What the task requires: Across the entries below, how many lines contain the word "xlabel"? Give the number alone.
(Input records Opens)
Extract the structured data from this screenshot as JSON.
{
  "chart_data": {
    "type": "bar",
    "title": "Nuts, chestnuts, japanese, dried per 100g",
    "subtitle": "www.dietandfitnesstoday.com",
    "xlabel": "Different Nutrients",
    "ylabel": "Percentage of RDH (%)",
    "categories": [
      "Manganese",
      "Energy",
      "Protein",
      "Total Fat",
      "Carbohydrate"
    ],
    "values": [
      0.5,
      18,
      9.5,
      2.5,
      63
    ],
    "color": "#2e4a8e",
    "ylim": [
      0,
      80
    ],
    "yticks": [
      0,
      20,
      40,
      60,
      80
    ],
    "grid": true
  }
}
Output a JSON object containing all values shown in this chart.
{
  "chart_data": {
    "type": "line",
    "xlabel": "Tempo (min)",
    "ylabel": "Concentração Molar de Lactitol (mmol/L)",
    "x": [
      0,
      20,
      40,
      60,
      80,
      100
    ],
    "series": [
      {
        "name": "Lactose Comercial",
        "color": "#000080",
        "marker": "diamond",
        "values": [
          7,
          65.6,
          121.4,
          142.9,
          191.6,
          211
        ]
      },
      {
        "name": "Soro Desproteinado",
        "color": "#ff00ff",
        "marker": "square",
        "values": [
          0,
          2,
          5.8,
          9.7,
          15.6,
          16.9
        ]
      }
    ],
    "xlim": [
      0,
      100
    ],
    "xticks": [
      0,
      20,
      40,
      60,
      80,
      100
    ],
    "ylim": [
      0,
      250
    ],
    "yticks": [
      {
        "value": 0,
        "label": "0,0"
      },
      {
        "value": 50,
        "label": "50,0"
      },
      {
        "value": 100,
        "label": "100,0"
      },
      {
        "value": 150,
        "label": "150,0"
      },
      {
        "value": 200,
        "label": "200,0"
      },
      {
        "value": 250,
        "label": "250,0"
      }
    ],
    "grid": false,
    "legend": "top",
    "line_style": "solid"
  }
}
(Input records Closes)
Solved problem: 2